I keep getting questions from Limited Partners (LPs) and Journalists all over the world as to why and what relevant operating experience is needed to become a successful early stage investor or Venture Capitalists (VCs).

The easy answer is: well, if you are building a house you better know something about architecture, design and construction.

But the reason for the return of those questions is probably because I covered this topic before (see: “Why VCs need relevant operating experience“) and left the door open to less operationally savvy investors in a new world of investing. After all in a new free-market of innovation (see: “How to fix VC once and for all”) the merit of the investor, whatever that merit is composed of, defines the reputation of an effective marketplace participant.

If only we had arrived at that glorious point already.
++++++++
> TASK A: In the venture capital passage, what analogy does the easy answer use?
++++++++
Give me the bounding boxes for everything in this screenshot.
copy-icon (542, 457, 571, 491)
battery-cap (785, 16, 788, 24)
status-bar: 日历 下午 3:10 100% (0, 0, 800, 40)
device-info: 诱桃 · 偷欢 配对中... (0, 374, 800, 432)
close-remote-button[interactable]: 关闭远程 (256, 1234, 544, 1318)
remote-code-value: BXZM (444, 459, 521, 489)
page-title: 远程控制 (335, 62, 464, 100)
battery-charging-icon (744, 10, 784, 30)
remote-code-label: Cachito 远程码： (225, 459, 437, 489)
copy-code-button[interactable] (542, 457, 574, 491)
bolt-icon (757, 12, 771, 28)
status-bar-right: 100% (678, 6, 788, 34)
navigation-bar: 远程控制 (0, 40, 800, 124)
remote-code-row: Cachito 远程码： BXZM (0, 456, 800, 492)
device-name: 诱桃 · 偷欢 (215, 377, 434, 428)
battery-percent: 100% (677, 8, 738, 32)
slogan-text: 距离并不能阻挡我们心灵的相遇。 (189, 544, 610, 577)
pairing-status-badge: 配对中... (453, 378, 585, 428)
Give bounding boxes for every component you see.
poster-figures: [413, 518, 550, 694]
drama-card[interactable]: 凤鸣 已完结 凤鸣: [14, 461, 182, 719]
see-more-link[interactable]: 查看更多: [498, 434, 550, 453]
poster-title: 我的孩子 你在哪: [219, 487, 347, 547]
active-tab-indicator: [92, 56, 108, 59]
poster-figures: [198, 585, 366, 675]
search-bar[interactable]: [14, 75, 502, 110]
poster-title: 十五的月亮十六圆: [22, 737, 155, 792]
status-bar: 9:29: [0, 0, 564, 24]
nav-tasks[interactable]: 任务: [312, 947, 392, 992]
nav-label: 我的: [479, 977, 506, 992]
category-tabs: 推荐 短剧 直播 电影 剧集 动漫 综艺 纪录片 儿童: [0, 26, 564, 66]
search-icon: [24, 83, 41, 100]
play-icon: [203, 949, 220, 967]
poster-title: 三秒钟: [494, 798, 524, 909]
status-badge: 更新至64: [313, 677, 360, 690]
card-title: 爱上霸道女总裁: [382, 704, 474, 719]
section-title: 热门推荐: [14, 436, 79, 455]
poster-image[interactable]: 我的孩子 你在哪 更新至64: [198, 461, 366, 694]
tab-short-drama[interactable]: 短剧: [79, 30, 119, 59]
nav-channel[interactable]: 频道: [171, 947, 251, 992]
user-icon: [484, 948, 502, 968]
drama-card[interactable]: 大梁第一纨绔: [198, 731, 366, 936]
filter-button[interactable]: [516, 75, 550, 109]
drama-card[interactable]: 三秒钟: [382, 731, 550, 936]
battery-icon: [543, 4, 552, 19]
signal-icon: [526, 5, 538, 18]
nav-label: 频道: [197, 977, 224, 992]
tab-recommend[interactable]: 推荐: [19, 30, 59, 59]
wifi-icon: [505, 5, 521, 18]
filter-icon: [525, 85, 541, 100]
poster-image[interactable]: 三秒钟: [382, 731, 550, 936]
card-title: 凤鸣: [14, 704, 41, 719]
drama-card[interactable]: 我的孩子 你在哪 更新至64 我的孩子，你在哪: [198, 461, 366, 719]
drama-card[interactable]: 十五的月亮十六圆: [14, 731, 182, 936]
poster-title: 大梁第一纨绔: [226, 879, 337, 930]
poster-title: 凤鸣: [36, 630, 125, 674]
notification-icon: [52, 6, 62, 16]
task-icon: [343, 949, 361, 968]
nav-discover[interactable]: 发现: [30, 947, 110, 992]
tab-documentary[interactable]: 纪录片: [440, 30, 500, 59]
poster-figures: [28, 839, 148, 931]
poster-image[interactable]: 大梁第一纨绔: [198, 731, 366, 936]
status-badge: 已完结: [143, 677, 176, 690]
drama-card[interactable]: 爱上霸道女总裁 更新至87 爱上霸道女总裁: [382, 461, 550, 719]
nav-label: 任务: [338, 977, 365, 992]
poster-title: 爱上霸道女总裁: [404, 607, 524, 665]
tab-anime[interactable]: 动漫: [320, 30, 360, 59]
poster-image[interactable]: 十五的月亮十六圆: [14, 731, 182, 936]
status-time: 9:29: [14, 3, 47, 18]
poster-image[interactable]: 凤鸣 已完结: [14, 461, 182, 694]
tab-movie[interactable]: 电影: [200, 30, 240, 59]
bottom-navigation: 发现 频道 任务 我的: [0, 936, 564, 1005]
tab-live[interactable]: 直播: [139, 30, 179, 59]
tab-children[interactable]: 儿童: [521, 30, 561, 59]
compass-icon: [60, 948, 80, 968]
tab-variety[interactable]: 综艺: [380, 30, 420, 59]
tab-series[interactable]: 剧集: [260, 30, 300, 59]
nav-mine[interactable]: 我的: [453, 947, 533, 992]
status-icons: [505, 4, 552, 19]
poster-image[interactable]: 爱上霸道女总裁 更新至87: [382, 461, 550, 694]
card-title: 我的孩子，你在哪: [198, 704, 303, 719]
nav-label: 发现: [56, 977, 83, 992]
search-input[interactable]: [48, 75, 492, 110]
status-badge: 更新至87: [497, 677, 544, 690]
++++++++
> TASK B: Return the entries unchanged, from their first line up to and including the line containing "poster-title: 三秒钟: [494, 798, 524, 909]".

> SOLUTION A: If you are building a house, you better know something about architecture, design and construction.

> SOLUTION B:
Give me the bounding boxes for everything in this screenshot.
copy-icon (542, 457, 571, 491)
battery-cap (785, 16, 788, 24)
status-bar: 日历 下午 3:10 100% (0, 0, 800, 40)
device-info: 诱桃 · 偷欢 配对中... (0, 374, 800, 432)
close-remote-button[interactable]: 关闭远程 (256, 1234, 544, 1318)
remote-code-value: BXZM (444, 459, 521, 489)
page-title: 远程控制 (335, 62, 464, 100)
battery-charging-icon (744, 10, 784, 30)
remote-code-label: Cachito 远程码： (225, 459, 437, 489)
copy-code-button[interactable] (542, 457, 574, 491)
bolt-icon (757, 12, 771, 28)
status-bar-right: 100% (678, 6, 788, 34)
navigation-bar: 远程控制 (0, 40, 800, 124)
remote-code-row: Cachito 远程码： BXZM (0, 456, 800, 492)
device-name: 诱桃 · 偷欢 (215, 377, 434, 428)
battery-percent: 100% (677, 8, 738, 32)
slogan-text: 距离并不能阻挡我们心灵的相遇。 (189, 544, 610, 577)
pairing-status-badge: 配对中... (453, 378, 585, 428)
Give bounding boxes for every component you see.
poster-figures: [413, 518, 550, 694]
drama-card[interactable]: 凤鸣 已完结 凤鸣: [14, 461, 182, 719]
see-more-link[interactable]: 查看更多: [498, 434, 550, 453]
poster-title: 我的孩子 你在哪: [219, 487, 347, 547]
active-tab-indicator: [92, 56, 108, 59]
poster-figures: [198, 585, 366, 675]
search-bar[interactable]: [14, 75, 502, 110]
poster-title: 十五的月亮十六圆: [22, 737, 155, 792]
status-bar: 9:29: [0, 0, 564, 24]
nav-tasks[interactable]: 任务: [312, 947, 392, 992]
nav-label: 我的: [479, 977, 506, 992]
category-tabs: 推荐 短剧 直播 电影 剧集 动漫 综艺 纪录片 儿童: [0, 26, 564, 66]
search-icon: [24, 83, 41, 100]
play-icon: [203, 949, 220, 967]
poster-title: 三秒钟: [494, 798, 524, 909]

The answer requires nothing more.